**Short exercise**:
Please gather every line in the listing below that contains the string "header".

Items from a dataset
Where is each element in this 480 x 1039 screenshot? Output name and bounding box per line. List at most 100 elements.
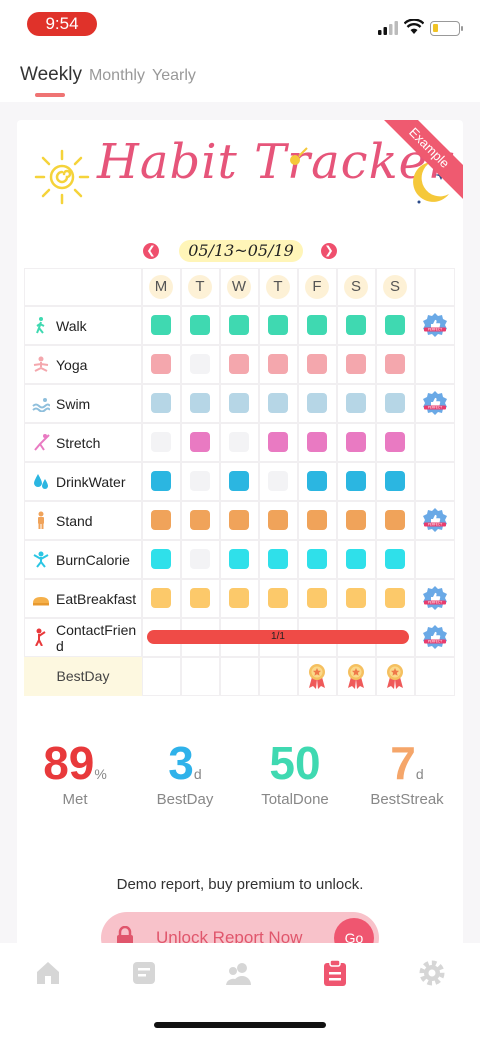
habit-day-drinkwater[interactable]	[385, 471, 405, 491]
habit-day-stand[interactable]	[229, 510, 249, 530]
grid-cell	[415, 345, 455, 384]
habit-day-stand[interactable]	[151, 510, 171, 530]
page-title: Habit Tracker	[97, 134, 452, 190]
habit-day-burncalorie[interactable]	[190, 549, 210, 569]
habit-day-walk[interactable]	[307, 315, 327, 335]
stat-bestday: 3d BestDay	[135, 735, 235, 808]
day-header: T	[266, 275, 290, 299]
habit-day-swim[interactable]	[346, 393, 366, 413]
day-header: S	[344, 275, 368, 299]
habit-day-stretch[interactable]	[346, 432, 366, 452]
grid-cell	[415, 423, 455, 462]
habit-day-eatbreakfast[interactable]	[346, 588, 366, 608]
habit-day-drinkwater[interactable]	[229, 471, 249, 491]
stat-met-label: Met	[62, 791, 88, 808]
tab-yearly[interactable]: Yearly	[152, 67, 196, 85]
habit-label-contactfriend[interactable]: ContactFriend	[56, 622, 140, 654]
grid-cell	[181, 657, 220, 696]
habit-day-eatbreakfast[interactable]	[385, 588, 405, 608]
habit-day-stretch[interactable]	[268, 432, 288, 452]
habit-day-eatbreakfast[interactable]	[268, 588, 288, 608]
habit-day-stand[interactable]	[190, 510, 210, 530]
habit-day-burncalorie[interactable]	[385, 549, 405, 569]
habit-day-burncalorie[interactable]	[151, 549, 171, 569]
day-header: F	[305, 275, 329, 299]
habit-label-drinkwater[interactable]: DrinkWater	[56, 474, 140, 490]
habit-day-yoga[interactable]	[229, 354, 249, 374]
svg-text:PERFECT: PERFECT	[428, 523, 442, 527]
habit-day-stretch[interactable]	[307, 432, 327, 452]
day-header: T	[188, 275, 212, 299]
settings-icon[interactable]	[418, 959, 446, 987]
habit-label-stretch[interactable]: Stretch	[56, 435, 140, 451]
habit-day-eatbreakfast[interactable]	[229, 588, 249, 608]
home-indicator	[154, 1022, 326, 1028]
habit-day-burncalorie[interactable]	[268, 549, 288, 569]
home-icon[interactable]	[34, 959, 62, 987]
habit-day-walk[interactable]	[229, 315, 249, 335]
habit-day-swim[interactable]	[385, 393, 405, 413]
habit-day-stand[interactable]	[268, 510, 288, 530]
habit-day-burncalorie[interactable]	[346, 549, 366, 569]
habit-day-eatbreakfast[interactable]	[307, 588, 327, 608]
stat-totaldone-value: 50	[269, 737, 321, 789]
habit-day-burncalorie[interactable]	[229, 549, 249, 569]
habit-day-drinkwater[interactable]	[346, 471, 366, 491]
habit-day-yoga[interactable]	[385, 354, 405, 374]
habit-day-walk[interactable]	[385, 315, 405, 335]
habit-label-yoga[interactable]: Yoga	[56, 357, 140, 373]
habit-day-stand[interactable]	[385, 510, 405, 530]
habit-label-swim[interactable]: Swim	[56, 396, 140, 412]
habit-label-stand[interactable]: Stand	[56, 513, 140, 529]
habit-day-swim[interactable]	[268, 393, 288, 413]
tab-weekly[interactable]: Weekly	[20, 64, 82, 86]
tab-monthly[interactable]: Monthly	[89, 67, 145, 85]
habit-day-yoga[interactable]	[346, 354, 366, 374]
habit-day-swim[interactable]	[229, 393, 249, 413]
bestday-label: BestDay	[24, 657, 142, 696]
report-icon[interactable]	[321, 959, 349, 987]
habit-day-eatbreakfast[interactable]	[190, 588, 210, 608]
prev-week-button[interactable]: ❮	[143, 243, 159, 259]
habit-day-yoga[interactable]	[190, 354, 210, 374]
habit-day-stretch[interactable]	[151, 432, 171, 452]
habit-day-yoga[interactable]	[268, 354, 288, 374]
habit-day-walk[interactable]	[268, 315, 288, 335]
habit-label-burncalorie[interactable]: BurnCalorie	[56, 552, 140, 568]
habit-label-walk[interactable]: Walk	[56, 318, 140, 334]
notes-icon[interactable]	[130, 959, 158, 987]
grid-cell	[220, 657, 259, 696]
habit-day-drinkwater[interactable]	[151, 471, 171, 491]
stat-bestday-unit: d	[193, 766, 202, 782]
habit-label-eatbreakfast[interactable]: EatBreakfast	[56, 591, 140, 607]
habit-day-swim[interactable]	[151, 393, 171, 413]
svg-text:PERFECT: PERFECT	[428, 406, 442, 410]
stretch-icon	[34, 434, 50, 451]
habit-day-walk[interactable]	[346, 315, 366, 335]
habit-day-drinkwater[interactable]	[307, 471, 327, 491]
stat-met: 89% Met	[25, 735, 125, 808]
habit-day-yoga[interactable]	[151, 354, 171, 374]
habit-day-burncalorie[interactable]	[307, 549, 327, 569]
friends-icon[interactable]	[225, 959, 253, 987]
svg-text:PERFECT: PERFECT	[428, 328, 442, 332]
habit-day-stretch[interactable]	[385, 432, 405, 452]
signal-icon	[378, 21, 398, 35]
habit-day-drinkwater[interactable]	[268, 471, 288, 491]
stat-met-value: 89	[43, 737, 95, 789]
habit-day-stand[interactable]	[307, 510, 327, 530]
habit-day-stand[interactable]	[346, 510, 366, 530]
habit-day-stretch[interactable]	[190, 432, 210, 452]
yoga-icon	[33, 356, 49, 372]
habit-day-eatbreakfast[interactable]	[151, 588, 171, 608]
sun-icon	[34, 149, 90, 205]
habit-day-drinkwater[interactable]	[190, 471, 210, 491]
habit-day-swim[interactable]	[190, 393, 210, 413]
habit-grid: M T W T F S S Walk PERFECT Yoga Swim PERFECT Stretch…	[24, 268, 455, 696]
next-week-button[interactable]: ❯	[321, 243, 337, 259]
habit-day-yoga[interactable]	[307, 354, 327, 374]
habit-day-walk[interactable]	[151, 315, 171, 335]
habit-day-walk[interactable]	[190, 315, 210, 335]
habit-day-stretch[interactable]	[229, 432, 249, 452]
habit-day-swim[interactable]	[307, 393, 327, 413]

**The response**:
day-header: T	[266, 275, 290, 299]
day-header: S	[344, 275, 368, 299]
day-header: F	[305, 275, 329, 299]
day-header: T	[188, 275, 212, 299]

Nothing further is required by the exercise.